*Latihan Singkat A:* Terjemahkan kalimat "Di negara apapun, dalam kepercayaan apapun, pernikahan adalah sesuatu yang sangat sakral dan menjadi tujuan akhir yang penting dalam satu hubungan." dari teks tentang putusan pernikahan sesama jenis di Amerika Serikat ke dalam bahasa Inggris.
*Latihan Singkat B:* Lanjutkan teks tentang putusan pernikahan sesama jenis di Amerika Serikat mulai dari bagian akhirnya.

*Kutipan Teks:*
::::::::

Dua hari yang lalu, bersamaan dengan kabar serangan teroris di beberapa negara, kita juga mendapatkan kabar yang menggembirakan. Mahkamah Konstitusi US memutuskan bahwa pernikahan homoseksual boleh dilakukan di seluruh negara bagian di USA. Buat saya, kabar ini menggembirakan. Sebenarnya saya sendiri masih conflicted dengan persoalan LGBT, karena agama yang saya anut tidak mengizinkan seseorang menjadi homoseksual apalagi mengubah jenis kelamin. Namun di sisi lain saya juga bertanya-tanya, kalau memang tidak diperbolehkan, mengapa juga Tuhan menciptakan manusia yang sama sekali tidak bisa tertarik pada lawan jenis? Diusahakan bagaimanapun juga, dia tetap tidak bisa tertarik dengan lawan jenisnya. Begitupun dengan mereka yang transgender/transeksual. Diusahakan bagaimanapun juga, mereka tidak pernah bisa mengerti mengapa mereka lahir dengan memiliki jenis kelamin yang tidak sesuai dengan jiwanya. Itulah mengapa saya bilang di awal, saya conflicted dengan masalah LGBT ini.

 Tapi, terlepas dari pandangan  (nyaris) semua agama tentang LGBT, mereka juga memiliki hak-hak dasar sebagai warga negara, salah satunya adalah dalam hal pernikahan. Di negara apapun, dalam kepercayaan apapun, pernikahan adalah sesuatu yang sangat sakral dan menjadi tujuan akhir yang penting dalam satu hubungan. Kaum homoseksual pun memilik pandangan yang sama. Tidak mungkin mereka berjuang sedemikian rupa agar pernikahan homoseksual disahkan di negaranya kalau mereka tidak merasa pernikahan itu penting. Kalau tidak penting, mereka cukup hidup bersama saja. Tapi tidak. Mereka sama seperti kita yang heteroseksual, menganggap lembaga pernikahan itu penting dan sakral. Untuk itu negara harus menjamin tiap warganya untuk mendapatkan hak mereka, salah satunya dalam hal pernikahan. Pernikahan yang diakui oleh negara bukan hanya tentang legalitas hubungan antara dua manusia tapi juga (cmiiw) terjaminnya hak warga negara dalam lembaga pernikahan (harta gono-gini, harta waris, perlindungan bila terjadi kekerasan, dsb). Dalam kajian same-sex marriage ini, negara harus terpisah dari agama. Karena yang harus dipikirkan adalah kesejahteraan warga negaranya. Maka saya menghargai keputusan MK USA yang melegalkan pernikahan homoseksual di seluruh negara bagian di negara itu. Rakyat Amerika patut bangga pada pemerintahnya (kecuali yang bigot) dengan keputusan ini. All marriages are equal now.

::::::::

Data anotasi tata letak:

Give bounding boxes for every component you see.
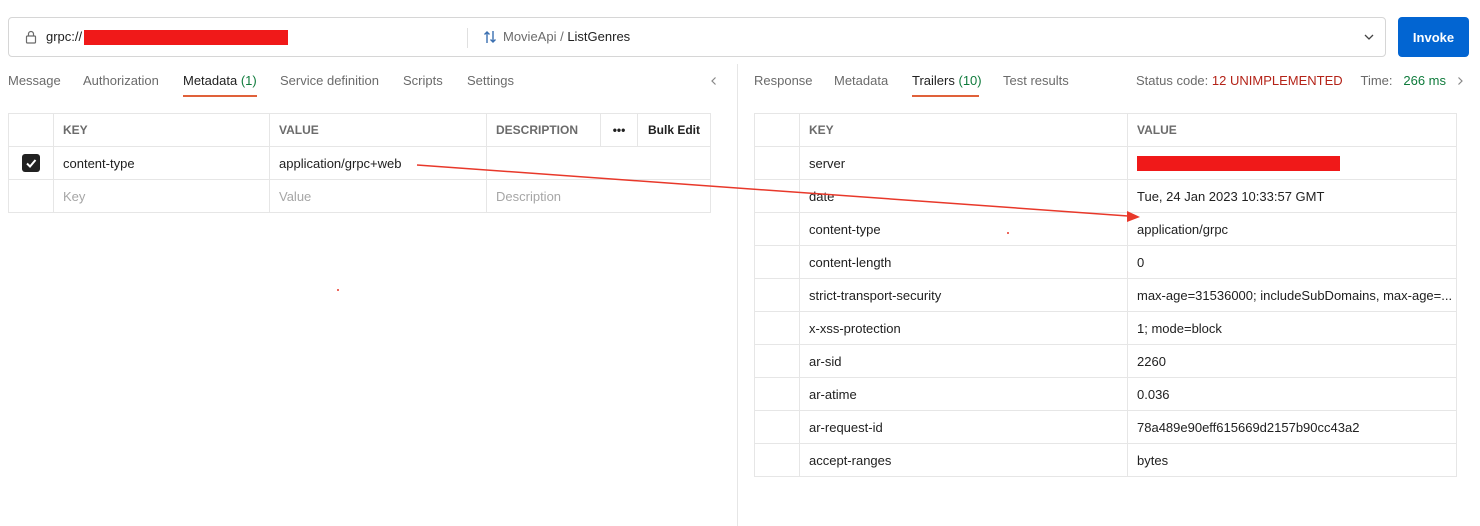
trailer-value: Tue, 24 Jan 2023 10:33:57 GMT [1127,179,1457,213]
key-column-header: KEY [53,113,270,147]
table-row: server [754,146,1457,180]
table-row: date Tue, 24 Jan 2023 10:33:57 GMT [754,179,1457,213]
trailer-value: bytes [1127,443,1457,477]
tab-trailers[interactable]: Trailers (10) [912,73,982,97]
status-code-value: 12 UNIMPLEMENTED [1211,73,1343,88]
trailer-value: max-age=31536000; includeSubDomains, max… [1127,278,1457,312]
table-header: KEY VALUE DESCRIPTION ••• Bulk Edit [8,113,711,147]
trailer-value: application/grpc [1127,212,1457,246]
trailer-value: 1; mode=block [1127,311,1457,345]
trailer-key: server [799,146,1128,180]
method-selector[interactable]: MovieApi / ListGenres [503,29,630,44]
trailer-value: 0.036 [1127,377,1457,411]
method-name: ListGenres [567,29,631,44]
tab-metadata-label: Metadata [183,73,238,88]
trailer-key: date [799,179,1128,213]
table-row: Key Value Description [8,179,711,213]
trailer-key: x-xss-protection [799,311,1128,345]
trailer-key: content-type [799,212,1128,246]
tab-response-metadata[interactable]: Metadata [834,73,912,97]
row-enabled-checkbox[interactable] [22,154,40,172]
tab-settings[interactable]: Settings [467,73,514,97]
more-options-button[interactable]: ••• [600,113,638,147]
table-row: ar-atime 0.036 [754,377,1457,411]
trailer-value: 2260 [1127,344,1457,378]
metadata-description-cell[interactable] [486,146,711,180]
tab-test-results[interactable]: Test results [1003,73,1069,97]
trailer-value: 78a489e90eff615669d2157b90cc43a2 [1127,410,1457,444]
table-row: accept-ranges bytes [754,443,1457,477]
trailer-key: strict-transport-security [799,278,1128,312]
request-url-bar[interactable]: grpc:// MovieApi / ListGenres [8,17,1386,57]
response-tabs: Response Metadata Trailers (10) Test res… [754,73,1069,97]
tab-response[interactable]: Response [754,73,834,97]
description-column-header: DESCRIPTION [486,113,601,147]
new-key-input[interactable]: Key [53,179,270,213]
time-value: 266 ms [1403,73,1446,88]
check-icon [26,159,37,168]
tab-trailers-label: Trailers [912,73,955,88]
metadata-value-cell[interactable]: application/grpc+web [269,146,487,180]
invoke-button[interactable]: Invoke [1398,17,1469,57]
table-header: KEY VALUE [754,113,1457,147]
status-code-label: Status code: [1136,73,1209,88]
metadata-key-cell[interactable]: content-type [53,146,270,180]
table-row: strict-transport-security max-age=3153600… [754,278,1457,312]
trailer-value-column-header: VALUE [1127,113,1457,147]
tab-metadata-count: (1) [240,73,257,88]
table-row: content-type application/grpc+web [8,146,711,180]
redacted-server-value [1137,156,1340,172]
trailer-key-column-header: KEY [799,113,1128,147]
table-row: ar-sid 2260 [754,344,1457,378]
pane-divider[interactable] [737,64,738,526]
trailer-value [1127,146,1457,180]
lock-icon [25,30,37,44]
redacted-host [84,30,288,45]
table-row: ar-request-id 78a489e90eff615669d2157b90c… [754,410,1457,444]
tab-scripts[interactable]: Scripts [403,73,467,97]
request-tabs: Message Authorization Metadata (1) Servi… [8,73,514,97]
tab-metadata[interactable]: Metadata (1) [183,73,257,97]
new-value-input[interactable]: Value [269,179,487,213]
bulk-edit-button[interactable]: Bulk Edit [637,113,711,147]
metadata-table: KEY VALUE DESCRIPTION ••• Bulk Edit cont… [8,113,711,213]
trailers-table: KEY VALUE server date Tue, 24 Jan 2023 10… [754,113,1457,477]
table-row: x-xss-protection 1; mode=block [754,311,1457,345]
url-prefix[interactable]: grpc:// [46,29,82,44]
trailer-key: ar-atime [799,377,1128,411]
chevron-right-icon[interactable] [1455,76,1465,86]
trailer-key: content-length [799,245,1128,279]
grpc-method-arrows-icon [484,31,496,43]
table-row: content-type application/grpc [754,212,1457,246]
chevron-down-icon[interactable] [1363,31,1375,43]
url-divider [467,28,468,48]
table-row: content-length 0 [754,245,1457,279]
time-label: Time: [1360,73,1393,88]
checkbox-column-header [8,113,54,147]
trailer-key: accept-ranges [799,443,1128,477]
trailer-key: ar-sid [799,344,1128,378]
new-description-input[interactable]: Description [486,179,711,213]
tab-message[interactable]: Message [8,73,83,97]
service-name: MovieApi / [503,29,568,44]
trailer-key: ar-request-id [799,410,1128,444]
chevron-left-icon[interactable] [709,76,719,86]
tab-authorization[interactable]: Authorization [83,73,183,97]
value-column-header: VALUE [269,113,487,147]
tab-service-definition[interactable]: Service definition [280,73,403,97]
response-status: Status code: 12 UNIMPLEMENTED Time: 266 … [1136,73,1446,88]
trailer-value: 0 [1127,245,1457,279]
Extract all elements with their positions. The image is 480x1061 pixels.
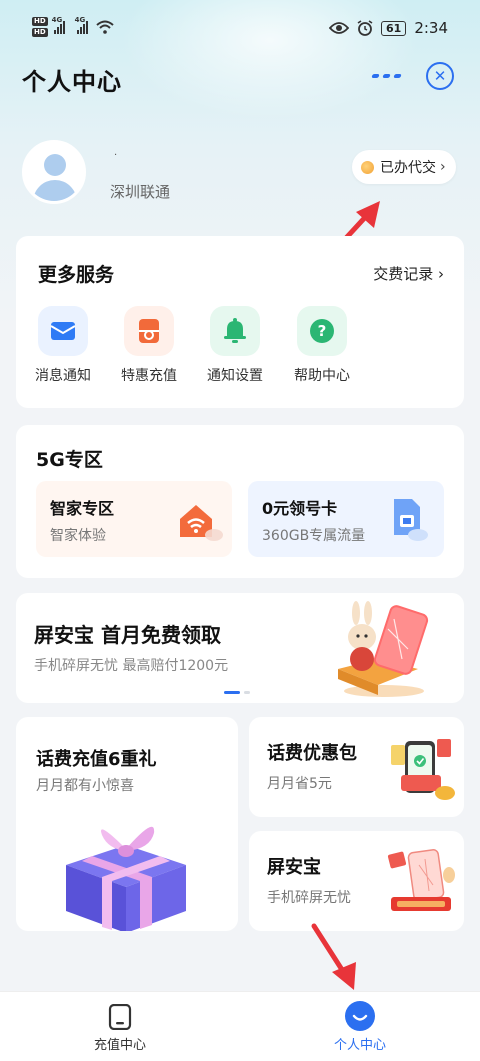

::::::::

*Jawaban A:* In any country, in any faith, marriage is something deeply sacred and an important ultimate goal in a relationship.

*Jawaban B:*
 Perjuangan masih panjang bagi kaum LGBT di USA, karena akan banyak pertentangan dan usaha-usaha untuk membatalkan keputusan tersebut, belum lagi dalam aspek lainnya. Tapi setidaknya mereka bisa bernapas lega sesaat. Mereka yang ingin menikah, bisa melakukannya sekarang. Mereka yang telah menunggu bertahun-tahun, berpuluh-puluh tahun malah, bisa terikat dengan pasangannya secara sah di mata hukum.

Untuk Indonesia, saya tidak berharap muluk-muluk. Ketimbang tentang melegalkan pernikahan sesama jenis, saya masih menuntut pemerintah untuk menaikkan usia minimal pernikahan dari 16 tahun menjadi 18 tahun (untuk perempuan) dan 21 tahun untuk laki-laki. Itu saja dulu.

 Love wins!

ps : I love the rainbow on the top of my WP dashboard 😉

3 thoughts on “Love wins (28/30)

  1. Menggembirakan?

    Ya, terutama bagi kaum LGBT. Tapi bagiku, dan mungkin sejumlah yang lainnya, ini memiliki efek yang tak baik.

    Kita memang bisa memandang peristiwa ini dengan dua cara:
    – dari sudut pandang agama (dan adat) yang hampir semuanya sepakat menolak.
    – dari sudut pandang yang cukup liberal untuk bisa terlepas sejenak dari ikatan agama dan adat atau pranata yang berlaku di sekitar kita.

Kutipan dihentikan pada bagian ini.